[Stored data]
....................

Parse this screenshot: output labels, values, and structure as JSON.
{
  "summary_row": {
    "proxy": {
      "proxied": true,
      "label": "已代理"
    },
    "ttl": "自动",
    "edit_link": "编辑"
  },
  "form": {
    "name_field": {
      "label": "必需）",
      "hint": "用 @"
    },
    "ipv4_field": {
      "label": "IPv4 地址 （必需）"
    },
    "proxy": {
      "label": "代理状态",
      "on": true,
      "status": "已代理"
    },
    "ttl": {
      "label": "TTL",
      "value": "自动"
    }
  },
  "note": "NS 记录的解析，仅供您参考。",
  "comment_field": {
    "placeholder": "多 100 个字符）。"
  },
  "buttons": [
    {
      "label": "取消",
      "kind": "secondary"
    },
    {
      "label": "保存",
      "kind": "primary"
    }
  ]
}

....................

Task to carry out:
Make an exact copy of all the data.

Solution to this exercise:
Parse this screenshot: output labels, values, and structure as JSON.
{
  "summary_row": {
    "proxy": {
      "proxied": true,
      "label": "已代理"
    },
    "ttl": "自动",
    "edit_link": "编辑"
  },
  "form": {
    "name_field": {
      "label": "必需）",
      "hint": "用 @"
    },
    "ipv4_field": {
      "label": "IPv4 地址 （必需）"
    },
    "proxy": {
      "label": "代理状态",
      "on": true,
      "status": "已代理"
    },
    "ttl": {
      "label": "TTL",
      "value": "自动"
    }
  },
  "note": "NS 记录的解析，仅供您参考。",
  "comment_field": {
    "placeholder": "多 100 个字符）。"
  },
  "buttons": [
    {
      "label": "取消",
      "kind": "secondary"
    },
    {
      "label": "保存",
      "kind": "primary"
    }
  ]
}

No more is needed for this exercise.